Task objective. Return the listing below verbatim. Pictures do not belong in the copy.

Stored data.
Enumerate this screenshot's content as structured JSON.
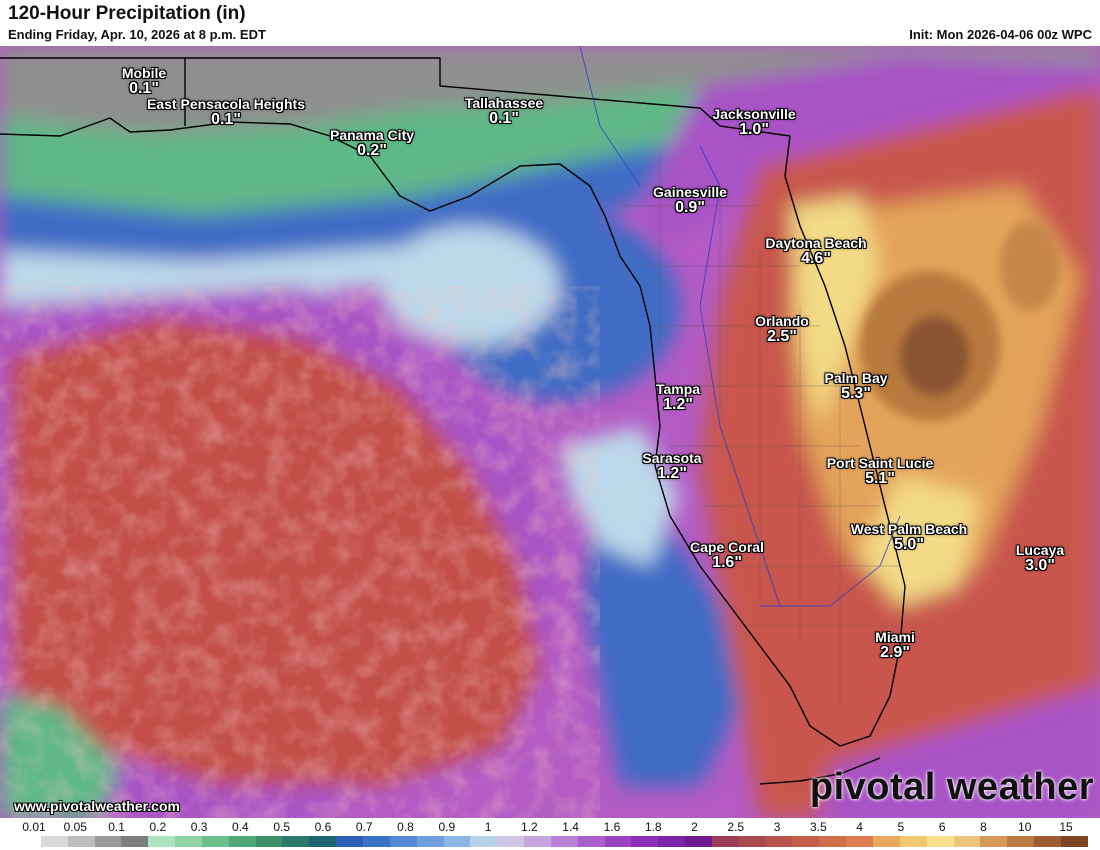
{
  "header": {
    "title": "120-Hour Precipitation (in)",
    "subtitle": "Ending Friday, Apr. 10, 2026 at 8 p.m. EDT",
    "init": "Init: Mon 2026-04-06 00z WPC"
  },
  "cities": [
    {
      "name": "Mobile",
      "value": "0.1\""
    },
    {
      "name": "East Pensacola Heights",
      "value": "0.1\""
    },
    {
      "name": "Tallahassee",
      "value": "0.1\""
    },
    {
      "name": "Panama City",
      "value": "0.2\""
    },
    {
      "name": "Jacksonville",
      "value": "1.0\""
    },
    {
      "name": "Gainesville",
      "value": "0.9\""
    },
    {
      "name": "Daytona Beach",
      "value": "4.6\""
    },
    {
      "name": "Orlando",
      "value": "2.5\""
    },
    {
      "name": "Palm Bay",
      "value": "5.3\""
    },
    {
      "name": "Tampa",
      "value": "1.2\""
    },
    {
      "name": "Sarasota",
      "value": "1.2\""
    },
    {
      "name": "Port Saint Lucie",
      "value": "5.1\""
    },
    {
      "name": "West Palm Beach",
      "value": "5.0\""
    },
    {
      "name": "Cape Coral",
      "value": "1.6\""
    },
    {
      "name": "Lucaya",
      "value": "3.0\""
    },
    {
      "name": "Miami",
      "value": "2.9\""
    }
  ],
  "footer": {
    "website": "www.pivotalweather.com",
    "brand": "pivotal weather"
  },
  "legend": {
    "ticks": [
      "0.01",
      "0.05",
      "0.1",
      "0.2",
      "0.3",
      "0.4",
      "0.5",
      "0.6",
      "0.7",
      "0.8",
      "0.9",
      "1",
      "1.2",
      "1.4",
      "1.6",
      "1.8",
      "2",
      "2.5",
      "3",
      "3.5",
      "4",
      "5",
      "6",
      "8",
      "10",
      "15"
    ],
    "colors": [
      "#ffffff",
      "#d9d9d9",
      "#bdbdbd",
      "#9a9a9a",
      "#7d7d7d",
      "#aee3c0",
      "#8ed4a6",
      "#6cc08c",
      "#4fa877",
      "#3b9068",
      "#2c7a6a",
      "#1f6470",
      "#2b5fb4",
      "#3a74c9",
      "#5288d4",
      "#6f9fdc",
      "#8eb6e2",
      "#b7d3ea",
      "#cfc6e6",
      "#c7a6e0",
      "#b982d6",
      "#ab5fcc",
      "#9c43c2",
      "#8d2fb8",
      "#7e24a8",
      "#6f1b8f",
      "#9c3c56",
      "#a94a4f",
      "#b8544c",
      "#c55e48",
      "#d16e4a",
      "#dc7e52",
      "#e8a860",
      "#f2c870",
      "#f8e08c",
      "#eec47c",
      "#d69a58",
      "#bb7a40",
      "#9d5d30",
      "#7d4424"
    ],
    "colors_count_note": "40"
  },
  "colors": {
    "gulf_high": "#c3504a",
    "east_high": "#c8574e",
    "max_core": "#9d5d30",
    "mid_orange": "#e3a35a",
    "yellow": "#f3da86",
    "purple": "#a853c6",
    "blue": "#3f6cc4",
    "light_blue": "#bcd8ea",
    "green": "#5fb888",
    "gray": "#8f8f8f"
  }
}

Result.
Enumerate this screenshot's content as structured JSON.
{
  "header": {
    "title": "120-Hour Precipitation (in)",
    "subtitle": "Ending Friday, Apr. 10, 2026 at 8 p.m. EDT",
    "init": "Init: Mon 2026-04-06 00z WPC"
  },
  "cities": [
    {
      "name": "Mobile",
      "value": "0.1\""
    },
    {
      "name": "East Pensacola Heights",
      "value": "0.1\""
    },
    {
      "name": "Tallahassee",
      "value": "0.1\""
    },
    {
      "name": "Panama City",
      "value": "0.2\""
    },
    {
      "name": "Jacksonville",
      "value": "1.0\""
    },
    {
      "name": "Gainesville",
      "value": "0.9\""
    },
    {
      "name": "Daytona Beach",
      "value": "4.6\""
    },
    {
      "name": "Orlando",
      "value": "2.5\""
    },
    {
      "name": "Palm Bay",
      "value": "5.3\""
    },
    {
      "name": "Tampa",
      "value": "1.2\""
    },
    {
      "name": "Sarasota",
      "value": "1.2\""
    },
    {
      "name": "Port Saint Lucie",
      "value": "5.1\""
    },
    {
      "name": "West Palm Beach",
      "value": "5.0\""
    },
    {
      "name": "Cape Coral",
      "value": "1.6\""
    },
    {
      "name": "Lucaya",
      "value": "3.0\""
    },
    {
      "name": "Miami",
      "value": "2.9\""
    }
  ],
  "footer": {
    "website": "www.pivotalweather.com",
    "brand": "pivotal weather"
  },
  "legend": {
    "ticks": [
      "0.01",
      "0.05",
      "0.1",
      "0.2",
      "0.3",
      "0.4",
      "0.5",
      "0.6",
      "0.7",
      "0.8",
      "0.9",
      "1",
      "1.2",
      "1.4",
      "1.6",
      "1.8",
      "2",
      "2.5",
      "3",
      "3.5",
      "4",
      "5",
      "6",
      "8",
      "10",
      "15"
    ],
    "colors": [
      "#ffffff",
      "#d9d9d9",
      "#bdbdbd",
      "#9a9a9a",
      "#7d7d7d",
      "#aee3c0",
      "#8ed4a6",
      "#6cc08c",
      "#4fa877",
      "#3b9068",
      "#2c7a6a",
      "#1f6470",
      "#2b5fb4",
      "#3a74c9",
      "#5288d4",
      "#6f9fdc",
      "#8eb6e2",
      "#b7d3ea",
      "#cfc6e6",
      "#c7a6e0",
      "#b982d6",
      "#ab5fcc",
      "#9c43c2",
      "#8d2fb8",
      "#7e24a8",
      "#6f1b8f",
      "#9c3c56",
      "#a94a4f",
      "#b8544c",
      "#c55e48",
      "#d16e4a",
      "#dc7e52",
      "#e8a860",
      "#f2c870",
      "#f8e08c",
      "#eec47c",
      "#d69a58",
      "#bb7a40",
      "#9d5d30",
      "#7d4424"
    ],
    "colors_count_note": "40"
  },
  "colors": {
    "gulf_high": "#c3504a",
    "east_high": "#c8574e",
    "max_core": "#9d5d30",
    "mid_orange": "#e3a35a",
    "yellow": "#f3da86",
    "purple": "#a853c6",
    "blue": "#3f6cc4",
    "light_blue": "#bcd8ea",
    "green": "#5fb888",
    "gray": "#8f8f8f"
  }
}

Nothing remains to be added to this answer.